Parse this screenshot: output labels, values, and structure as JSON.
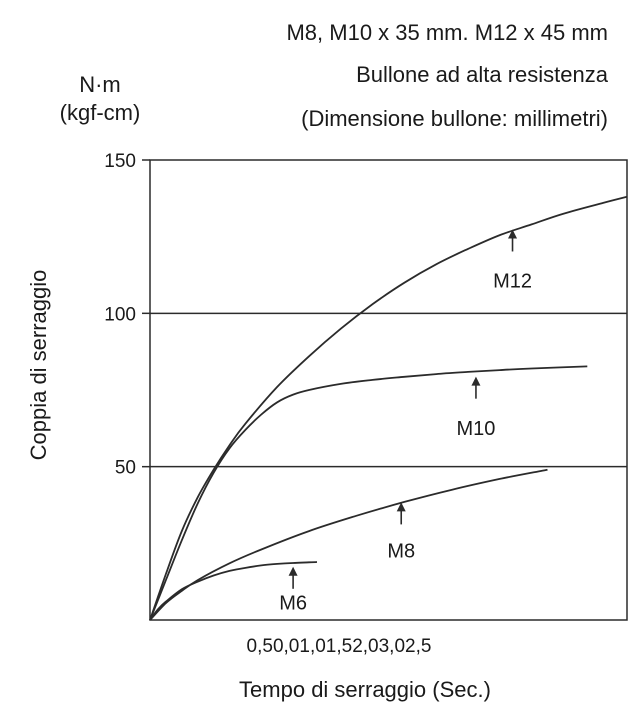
{
  "header": {
    "line1": "M8, M10 x 35 mm. M12 x 45 mm",
    "line2": "Bullone ad alta resistenza",
    "line3": "(Dimensione bullone: millimetri)"
  },
  "units": {
    "primary": "N·m",
    "secondary": "(kgf-cm)"
  },
  "chart_data": {
    "type": "line",
    "title": "M8, M10 x 35 mm. M12 x 45 mm",
    "xlabel": "Tempo di serraggio (Sec.)",
    "ylabel": "Coppia di serraggio",
    "xlim": [
      0,
      3.0
    ],
    "ylim": [
      0,
      150
    ],
    "x_tick_text": "0,50,01,01,52,03,02,5",
    "y_ticks": [
      {
        "value": 50,
        "label": "50"
      },
      {
        "value": 100,
        "label": "100"
      },
      {
        "value": 150,
        "label": "150"
      }
    ],
    "grid_y": [
      50,
      100
    ],
    "line_color": "#2b2b2b",
    "series": [
      {
        "name": "M6",
        "label_x": 0.9,
        "label_y": 6,
        "arrow_x": 0.9,
        "arrow_y": 18,
        "x": [
          0,
          0.05,
          0.1,
          0.2,
          0.3,
          0.4,
          0.5,
          0.6,
          0.7,
          0.8,
          0.9,
          1.0,
          1.05
        ],
        "y": [
          0,
          3.5,
          6,
          10,
          12.5,
          14.5,
          16,
          17,
          17.8,
          18.3,
          18.6,
          18.8,
          18.9
        ]
      },
      {
        "name": "M8",
        "label_x": 1.58,
        "label_y": 23,
        "arrow_x": 1.58,
        "arrow_y": 39,
        "x": [
          0,
          0.1,
          0.2,
          0.3,
          0.5,
          0.7,
          1.0,
          1.3,
          1.6,
          1.9,
          2.2,
          2.5
        ],
        "y": [
          0,
          5.5,
          9.5,
          13,
          18.5,
          23,
          29,
          34,
          38.5,
          42.5,
          46,
          49
        ]
      },
      {
        "name": "M10",
        "label_x": 2.05,
        "label_y": 63,
        "arrow_x": 2.05,
        "arrow_y": 80,
        "x": [
          0,
          0.1,
          0.2,
          0.3,
          0.4,
          0.5,
          0.6,
          0.7,
          0.8,
          0.9,
          1.0,
          1.2,
          1.4,
          1.6,
          1.8,
          2.0,
          2.2,
          2.4,
          2.75
        ],
        "y": [
          0,
          13,
          26,
          38,
          48,
          56,
          62,
          67,
          71,
          73.5,
          75,
          77,
          78.3,
          79.3,
          80.2,
          80.9,
          81.5,
          82,
          82.7
        ]
      },
      {
        "name": "M12",
        "label_x": 2.28,
        "label_y": 111,
        "arrow_x": 2.28,
        "arrow_y": 128,
        "x": [
          0,
          0.1,
          0.2,
          0.3,
          0.4,
          0.5,
          0.6,
          0.8,
          1.0,
          1.2,
          1.4,
          1.6,
          1.8,
          2.0,
          2.2,
          2.4,
          2.6,
          2.85,
          3.0
        ],
        "y": [
          0,
          15,
          29,
          40,
          49,
          57,
          64,
          76,
          86,
          95,
          103,
          110,
          116,
          121,
          125.5,
          129,
          132.5,
          136,
          138
        ]
      }
    ]
  }
}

_ _ _ _ _ _ _

Pull out every line of the entries that includes the word "serraggio".

◆ Task solution
    "xlabel": "Tempo di serraggio (Sec.)",
    "ylabel": "Coppia di serraggio",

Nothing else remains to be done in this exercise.